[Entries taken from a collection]
************
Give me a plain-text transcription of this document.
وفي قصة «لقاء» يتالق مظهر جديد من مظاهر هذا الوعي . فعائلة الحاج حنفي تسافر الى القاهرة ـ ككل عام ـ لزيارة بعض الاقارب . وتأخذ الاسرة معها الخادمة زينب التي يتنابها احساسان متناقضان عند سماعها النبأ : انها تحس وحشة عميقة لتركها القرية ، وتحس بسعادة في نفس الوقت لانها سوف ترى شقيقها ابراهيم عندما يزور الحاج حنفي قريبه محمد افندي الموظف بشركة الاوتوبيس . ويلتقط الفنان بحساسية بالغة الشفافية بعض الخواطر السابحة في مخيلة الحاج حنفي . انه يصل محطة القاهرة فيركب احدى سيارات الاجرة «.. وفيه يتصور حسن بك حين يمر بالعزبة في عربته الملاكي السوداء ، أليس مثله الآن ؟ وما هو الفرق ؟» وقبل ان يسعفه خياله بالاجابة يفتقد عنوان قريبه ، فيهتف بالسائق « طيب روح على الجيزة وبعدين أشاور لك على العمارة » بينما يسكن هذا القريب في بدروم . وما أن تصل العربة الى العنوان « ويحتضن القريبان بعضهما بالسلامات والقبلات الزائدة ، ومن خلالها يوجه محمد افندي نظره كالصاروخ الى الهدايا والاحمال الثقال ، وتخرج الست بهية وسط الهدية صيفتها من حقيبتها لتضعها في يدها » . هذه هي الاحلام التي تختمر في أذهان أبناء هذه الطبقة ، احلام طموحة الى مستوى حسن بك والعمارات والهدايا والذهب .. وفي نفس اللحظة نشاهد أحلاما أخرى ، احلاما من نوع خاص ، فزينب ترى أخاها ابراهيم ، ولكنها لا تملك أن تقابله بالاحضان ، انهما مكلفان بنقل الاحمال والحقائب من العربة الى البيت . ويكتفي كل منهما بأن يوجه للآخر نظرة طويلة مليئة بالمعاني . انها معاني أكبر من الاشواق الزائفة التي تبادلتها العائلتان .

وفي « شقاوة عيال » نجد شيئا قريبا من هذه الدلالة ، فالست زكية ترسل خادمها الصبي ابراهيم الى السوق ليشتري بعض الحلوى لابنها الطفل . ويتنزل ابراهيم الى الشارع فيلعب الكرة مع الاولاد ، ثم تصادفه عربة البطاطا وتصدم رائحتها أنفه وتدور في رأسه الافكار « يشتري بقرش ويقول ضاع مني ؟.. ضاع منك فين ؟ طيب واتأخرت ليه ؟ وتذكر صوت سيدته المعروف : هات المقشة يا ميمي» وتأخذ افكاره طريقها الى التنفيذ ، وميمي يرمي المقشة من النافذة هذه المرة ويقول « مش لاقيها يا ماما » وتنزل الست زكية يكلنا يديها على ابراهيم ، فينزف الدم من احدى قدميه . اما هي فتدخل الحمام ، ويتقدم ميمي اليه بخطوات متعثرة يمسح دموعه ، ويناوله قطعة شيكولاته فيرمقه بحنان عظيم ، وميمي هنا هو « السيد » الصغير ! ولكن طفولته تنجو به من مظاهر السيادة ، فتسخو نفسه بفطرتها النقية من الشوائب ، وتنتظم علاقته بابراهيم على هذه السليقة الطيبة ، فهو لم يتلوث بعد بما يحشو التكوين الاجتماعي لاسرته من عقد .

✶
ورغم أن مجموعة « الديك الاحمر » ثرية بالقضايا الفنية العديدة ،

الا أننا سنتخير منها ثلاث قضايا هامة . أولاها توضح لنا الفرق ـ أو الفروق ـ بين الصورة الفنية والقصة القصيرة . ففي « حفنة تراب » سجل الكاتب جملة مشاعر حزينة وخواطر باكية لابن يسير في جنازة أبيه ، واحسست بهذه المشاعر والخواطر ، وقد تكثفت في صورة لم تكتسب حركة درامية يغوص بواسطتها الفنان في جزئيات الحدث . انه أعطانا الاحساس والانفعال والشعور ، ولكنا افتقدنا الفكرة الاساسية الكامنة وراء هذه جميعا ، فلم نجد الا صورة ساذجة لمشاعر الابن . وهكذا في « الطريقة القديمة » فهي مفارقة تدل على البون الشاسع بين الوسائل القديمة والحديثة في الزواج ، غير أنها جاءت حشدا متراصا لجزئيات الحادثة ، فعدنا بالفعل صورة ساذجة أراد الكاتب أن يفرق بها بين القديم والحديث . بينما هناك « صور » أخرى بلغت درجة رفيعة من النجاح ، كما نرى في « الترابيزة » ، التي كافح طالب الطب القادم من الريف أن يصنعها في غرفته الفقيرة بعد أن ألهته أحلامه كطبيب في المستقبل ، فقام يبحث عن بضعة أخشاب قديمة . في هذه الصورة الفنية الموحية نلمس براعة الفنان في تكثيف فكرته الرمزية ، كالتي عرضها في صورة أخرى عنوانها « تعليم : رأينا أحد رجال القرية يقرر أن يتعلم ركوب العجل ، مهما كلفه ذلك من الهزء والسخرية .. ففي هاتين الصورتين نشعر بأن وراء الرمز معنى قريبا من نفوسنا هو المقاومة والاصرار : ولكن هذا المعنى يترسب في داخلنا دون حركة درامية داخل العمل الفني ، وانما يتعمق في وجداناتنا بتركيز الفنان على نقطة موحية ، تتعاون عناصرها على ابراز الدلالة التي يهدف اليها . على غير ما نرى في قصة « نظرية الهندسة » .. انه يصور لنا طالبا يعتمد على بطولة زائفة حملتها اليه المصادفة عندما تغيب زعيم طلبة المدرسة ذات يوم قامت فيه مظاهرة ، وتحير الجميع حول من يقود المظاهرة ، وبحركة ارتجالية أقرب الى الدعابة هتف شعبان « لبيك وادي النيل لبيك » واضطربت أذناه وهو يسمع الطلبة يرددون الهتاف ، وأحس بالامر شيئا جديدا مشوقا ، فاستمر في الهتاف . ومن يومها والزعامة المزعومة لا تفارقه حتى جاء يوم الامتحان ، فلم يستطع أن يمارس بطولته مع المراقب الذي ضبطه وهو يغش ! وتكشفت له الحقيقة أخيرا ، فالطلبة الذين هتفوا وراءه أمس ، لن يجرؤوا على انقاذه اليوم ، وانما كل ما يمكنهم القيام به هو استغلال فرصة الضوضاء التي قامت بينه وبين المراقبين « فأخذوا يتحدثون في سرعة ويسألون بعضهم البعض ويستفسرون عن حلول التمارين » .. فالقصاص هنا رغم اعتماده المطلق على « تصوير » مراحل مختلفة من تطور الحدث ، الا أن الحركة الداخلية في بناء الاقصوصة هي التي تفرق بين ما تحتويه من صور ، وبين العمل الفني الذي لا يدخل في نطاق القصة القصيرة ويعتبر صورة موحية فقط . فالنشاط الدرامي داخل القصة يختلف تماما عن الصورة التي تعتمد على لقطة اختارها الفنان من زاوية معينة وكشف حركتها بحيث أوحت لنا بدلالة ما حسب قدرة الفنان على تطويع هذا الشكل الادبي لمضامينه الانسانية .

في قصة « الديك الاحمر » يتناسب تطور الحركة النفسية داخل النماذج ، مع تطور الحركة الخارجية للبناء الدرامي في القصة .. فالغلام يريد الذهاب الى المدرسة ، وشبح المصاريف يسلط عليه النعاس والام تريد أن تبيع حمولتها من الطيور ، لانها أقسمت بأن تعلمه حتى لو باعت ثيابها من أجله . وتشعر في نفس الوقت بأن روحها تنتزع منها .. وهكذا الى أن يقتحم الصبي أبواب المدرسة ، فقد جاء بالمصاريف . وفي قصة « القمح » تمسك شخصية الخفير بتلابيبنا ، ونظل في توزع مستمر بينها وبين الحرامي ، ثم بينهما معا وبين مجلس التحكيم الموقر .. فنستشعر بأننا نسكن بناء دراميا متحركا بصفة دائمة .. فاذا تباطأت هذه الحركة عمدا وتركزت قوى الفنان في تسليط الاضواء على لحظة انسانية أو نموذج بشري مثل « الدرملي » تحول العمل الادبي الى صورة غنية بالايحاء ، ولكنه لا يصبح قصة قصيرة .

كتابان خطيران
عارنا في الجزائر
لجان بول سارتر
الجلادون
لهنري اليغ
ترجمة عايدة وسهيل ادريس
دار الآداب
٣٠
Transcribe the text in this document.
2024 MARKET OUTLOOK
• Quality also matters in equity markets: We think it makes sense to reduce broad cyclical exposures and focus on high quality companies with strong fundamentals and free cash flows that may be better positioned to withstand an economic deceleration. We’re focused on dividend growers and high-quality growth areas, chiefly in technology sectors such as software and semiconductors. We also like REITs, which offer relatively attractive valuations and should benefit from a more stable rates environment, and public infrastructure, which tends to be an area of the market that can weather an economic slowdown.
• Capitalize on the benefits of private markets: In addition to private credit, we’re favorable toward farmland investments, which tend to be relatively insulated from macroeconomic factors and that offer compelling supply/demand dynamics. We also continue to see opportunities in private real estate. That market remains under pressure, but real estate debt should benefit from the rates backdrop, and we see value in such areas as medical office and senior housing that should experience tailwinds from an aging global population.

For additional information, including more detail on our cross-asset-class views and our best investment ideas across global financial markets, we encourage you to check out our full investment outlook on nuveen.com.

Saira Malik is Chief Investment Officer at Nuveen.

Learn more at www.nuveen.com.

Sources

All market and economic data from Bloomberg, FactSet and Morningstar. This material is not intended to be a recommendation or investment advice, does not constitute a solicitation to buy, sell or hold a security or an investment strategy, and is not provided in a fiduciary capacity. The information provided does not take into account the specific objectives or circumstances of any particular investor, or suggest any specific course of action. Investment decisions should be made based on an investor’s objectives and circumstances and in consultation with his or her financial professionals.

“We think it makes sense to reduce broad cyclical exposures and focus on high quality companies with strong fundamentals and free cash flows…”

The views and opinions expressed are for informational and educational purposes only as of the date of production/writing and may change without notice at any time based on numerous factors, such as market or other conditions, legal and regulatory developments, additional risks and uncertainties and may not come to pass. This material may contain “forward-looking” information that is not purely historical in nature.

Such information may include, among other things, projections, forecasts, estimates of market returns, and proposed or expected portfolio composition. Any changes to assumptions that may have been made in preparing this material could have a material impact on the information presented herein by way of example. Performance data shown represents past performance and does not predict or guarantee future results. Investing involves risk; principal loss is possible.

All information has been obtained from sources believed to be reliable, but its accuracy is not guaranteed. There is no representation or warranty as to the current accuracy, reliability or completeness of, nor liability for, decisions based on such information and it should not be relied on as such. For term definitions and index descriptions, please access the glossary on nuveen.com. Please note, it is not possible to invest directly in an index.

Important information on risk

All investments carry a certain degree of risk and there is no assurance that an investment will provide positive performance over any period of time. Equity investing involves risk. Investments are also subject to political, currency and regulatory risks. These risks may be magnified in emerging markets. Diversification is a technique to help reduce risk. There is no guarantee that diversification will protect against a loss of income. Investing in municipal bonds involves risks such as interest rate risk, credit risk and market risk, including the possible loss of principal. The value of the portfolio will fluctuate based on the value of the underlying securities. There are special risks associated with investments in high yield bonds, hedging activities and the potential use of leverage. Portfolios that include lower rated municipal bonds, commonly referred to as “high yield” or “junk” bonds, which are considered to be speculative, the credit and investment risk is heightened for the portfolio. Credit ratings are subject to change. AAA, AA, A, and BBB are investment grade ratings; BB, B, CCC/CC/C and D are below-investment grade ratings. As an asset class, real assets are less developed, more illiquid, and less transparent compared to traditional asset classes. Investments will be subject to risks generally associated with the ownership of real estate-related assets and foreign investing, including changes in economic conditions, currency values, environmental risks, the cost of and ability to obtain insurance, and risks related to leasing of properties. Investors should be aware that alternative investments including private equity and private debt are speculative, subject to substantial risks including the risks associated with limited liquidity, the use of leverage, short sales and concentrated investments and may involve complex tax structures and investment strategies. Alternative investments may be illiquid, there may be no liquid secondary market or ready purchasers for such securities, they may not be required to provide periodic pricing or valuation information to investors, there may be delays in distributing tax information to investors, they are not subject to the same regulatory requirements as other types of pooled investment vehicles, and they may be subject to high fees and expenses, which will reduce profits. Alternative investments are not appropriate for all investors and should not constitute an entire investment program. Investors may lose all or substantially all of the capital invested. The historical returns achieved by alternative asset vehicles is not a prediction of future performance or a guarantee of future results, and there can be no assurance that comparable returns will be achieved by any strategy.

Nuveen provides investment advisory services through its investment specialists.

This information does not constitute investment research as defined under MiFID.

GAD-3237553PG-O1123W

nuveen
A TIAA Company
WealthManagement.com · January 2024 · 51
************
#### Task description
Write out every line of the entries that holds the word "benefit".

#### Task answer
• Quality also matters in equity markets: We think it makes sense to reduce broad cyclical exposures and focus on high quality companies with strong fundamentals and free cash flows that may be better positioned to withstand an economic deceleration. We’re focused on dividend growers and high-quality growth areas, chiefly in technology sectors such as software and semiconductors. We also like REITs, which offer relatively attractive valuations and should benefit from a more stable rates environment, and public infrastructure, which tends to be an area of the market that can weather an economic slowdown.
• Capitalize on the benefits of private markets: In addition to private credit, we’re favorable toward farmland investments, which tend to be relatively insulated from macroeconomic factors and that offer compelling supply/demand dynamics. We also continue to see opportunities in private real estate. That market remains under pressure, but real estate debt should benefit from the rates backdrop, and we see value in such areas as medical office and senior housing that should experience tailwinds from an aging global population.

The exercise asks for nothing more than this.